• [EXERCISE INSTRUCTIONS]: All of the data should be output character for character, except the pictures.

• [DATA FOR THIS TASK]:
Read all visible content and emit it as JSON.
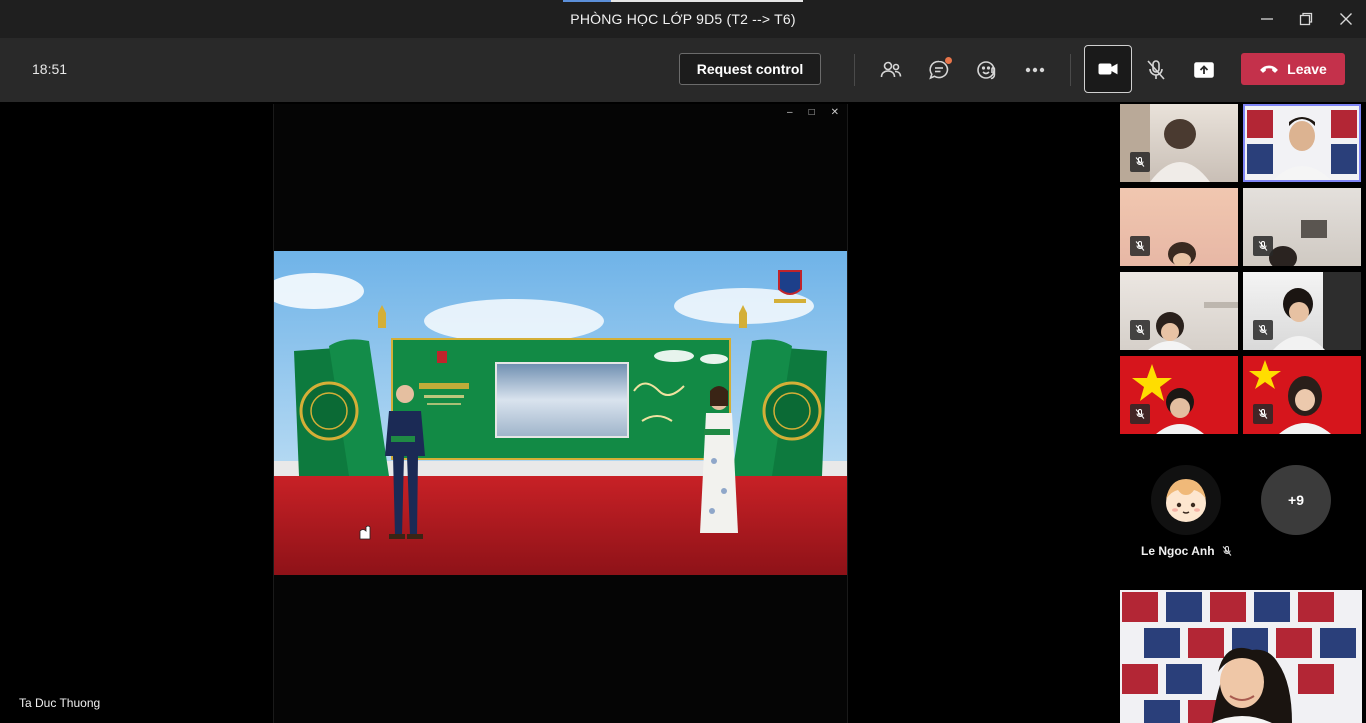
{
  "window": {
    "title": "PHÒNG HỌC LỚP 9D5 (T2 --> T6)"
  },
  "toolbar": {
    "clock": "18:51",
    "request_control_label": "Request control",
    "leave_label": "Leave"
  },
  "stage": {
    "presenter_name": "Ta Duc Thuong"
  },
  "participants": {
    "avatar_name": "Le Ngoc Anh",
    "more_count": "+9"
  },
  "colors": {
    "leave_red": "#c4314b",
    "active_tile_outline": "#7f85f5",
    "toolbar_bg": "#292929",
    "titlebar_bg": "#1f1f1f"
  }
}
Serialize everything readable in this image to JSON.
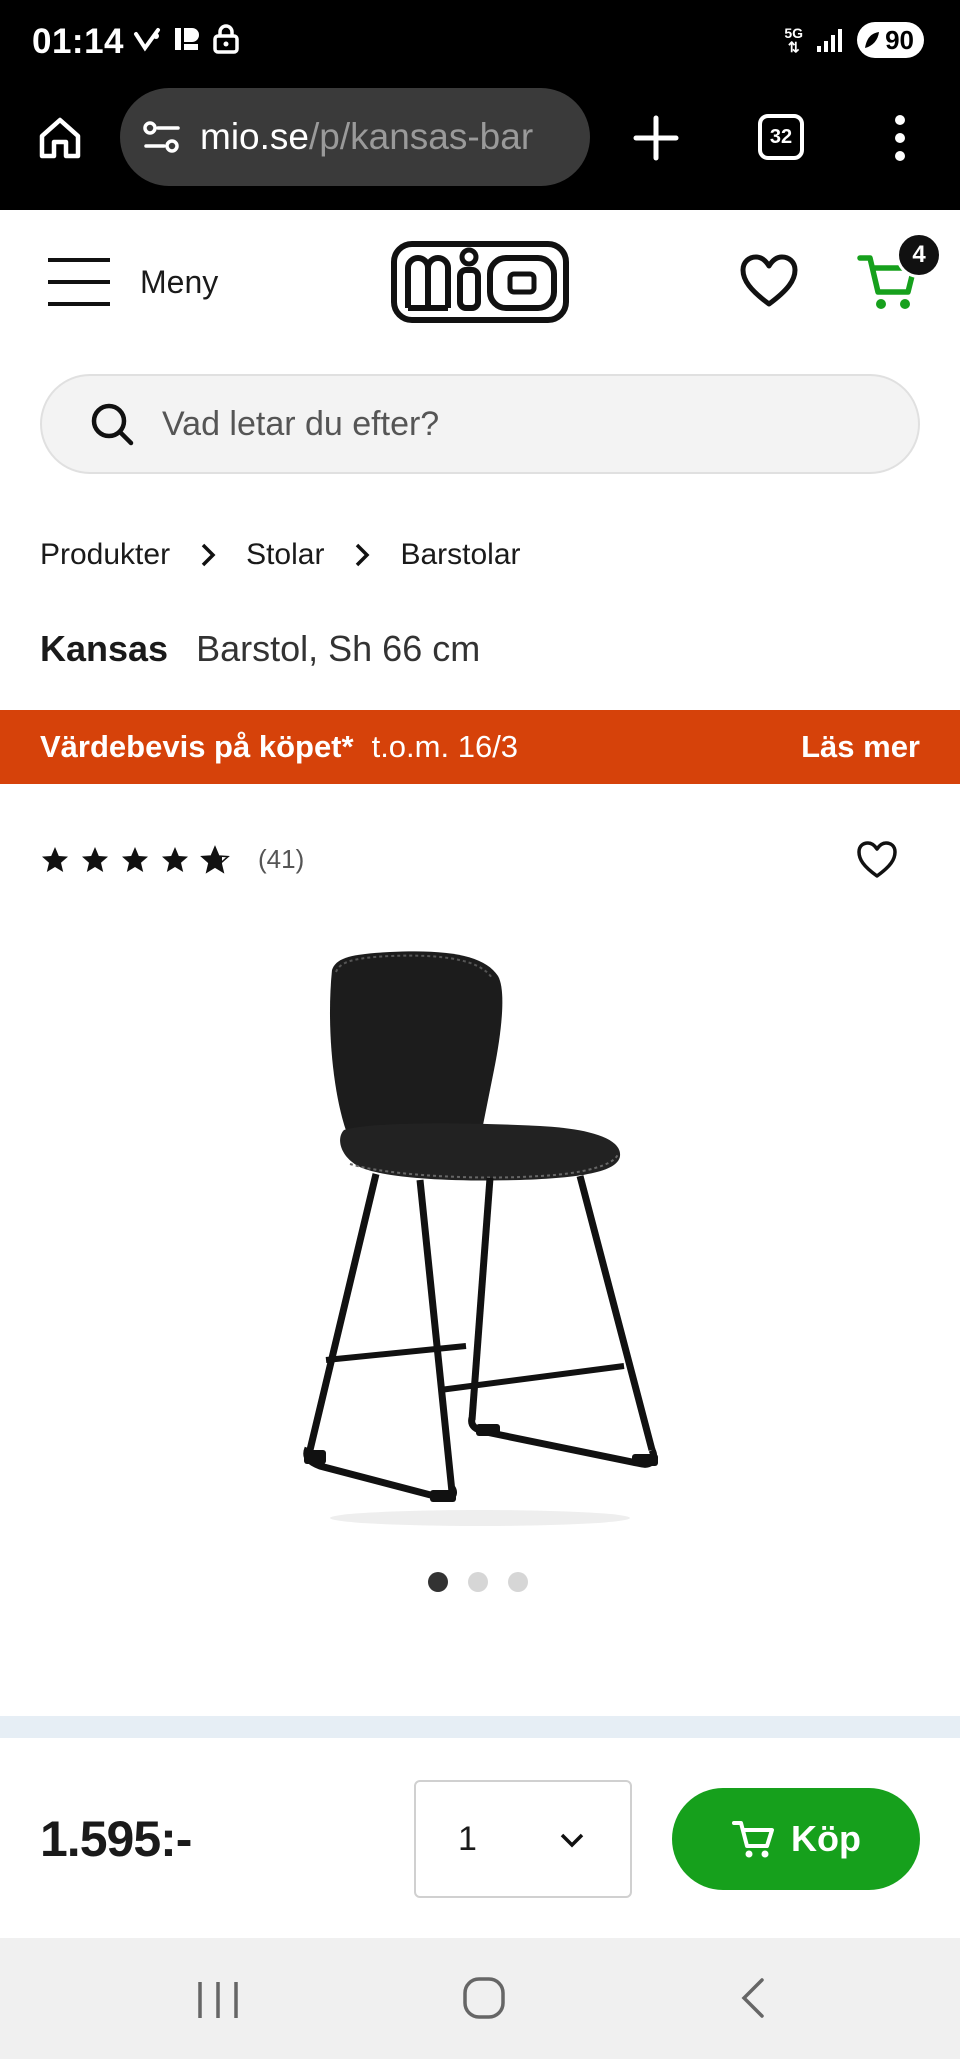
{
  "status_bar": {
    "time": "01:14",
    "network": "5G",
    "battery": "90"
  },
  "browser": {
    "url_host": "mio.se",
    "url_path": "/p/kansas-bar",
    "tab_count": "32"
  },
  "header": {
    "menu_label": "Meny",
    "logo_text": "MIO",
    "cart_count": "4"
  },
  "search": {
    "placeholder": "Vad letar du efter?"
  },
  "breadcrumb": [
    "Produkter",
    "Stolar",
    "Barstolar"
  ],
  "product": {
    "brand": "Kansas",
    "description": "Barstol, Sh 66 cm",
    "rating": 4.5,
    "rating_count": "(41)",
    "image_count": 3,
    "active_image": 1,
    "price": "1.595:-"
  },
  "promo": {
    "title": "Värdebevis på köpet*",
    "date": "t.o.m. 16/3",
    "link": "Läs mer"
  },
  "buy_bar": {
    "quantity": "1",
    "buy_label": "Köp"
  },
  "colors": {
    "promo": "#d6420a",
    "buy": "#16a01c",
    "cart_icon": "#16a01c"
  }
}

• [WRITTEN SOLUTION]:
Read all visible content and emit it as JSON.
{
  "window": {
    "title": "PHÒNG HỌC LỚP 9D5 (T2 --> T6)"
  },
  "toolbar": {
    "clock": "18:51",
    "request_control_label": "Request control",
    "leave_label": "Leave"
  },
  "stage": {
    "presenter_name": "Ta Duc Thuong"
  },
  "participants": {
    "avatar_name": "Le Ngoc Anh",
    "more_count": "+9"
  },
  "colors": {
    "leave_red": "#c4314b",
    "active_tile_outline": "#7f85f5",
    "toolbar_bg": "#292929",
    "titlebar_bg": "#1f1f1f"
  }
}
Serialize everything readable in this image to JSON.
{
  "status_bar": {
    "time": "01:14",
    "network": "5G",
    "battery": "90"
  },
  "browser": {
    "url_host": "mio.se",
    "url_path": "/p/kansas-bar",
    "tab_count": "32"
  },
  "header": {
    "menu_label": "Meny",
    "logo_text": "MIO",
    "cart_count": "4"
  },
  "search": {
    "placeholder": "Vad letar du efter?"
  },
  "breadcrumb": [
    "Produkter",
    "Stolar",
    "Barstolar"
  ],
  "product": {
    "brand": "Kansas",
    "description": "Barstol, Sh 66 cm",
    "rating": 4.5,
    "rating_count": "(41)",
    "image_count": 3,
    "active_image": 1,
    "price": "1.595:-"
  },
  "promo": {
    "title": "Värdebevis på köpet*",
    "date": "t.o.m. 16/3",
    "link": "Läs mer"
  },
  "buy_bar": {
    "quantity": "1",
    "buy_label": "Köp"
  },
  "colors": {
    "promo": "#d6420a",
    "buy": "#16a01c",
    "cart_icon": "#16a01c"
  }
}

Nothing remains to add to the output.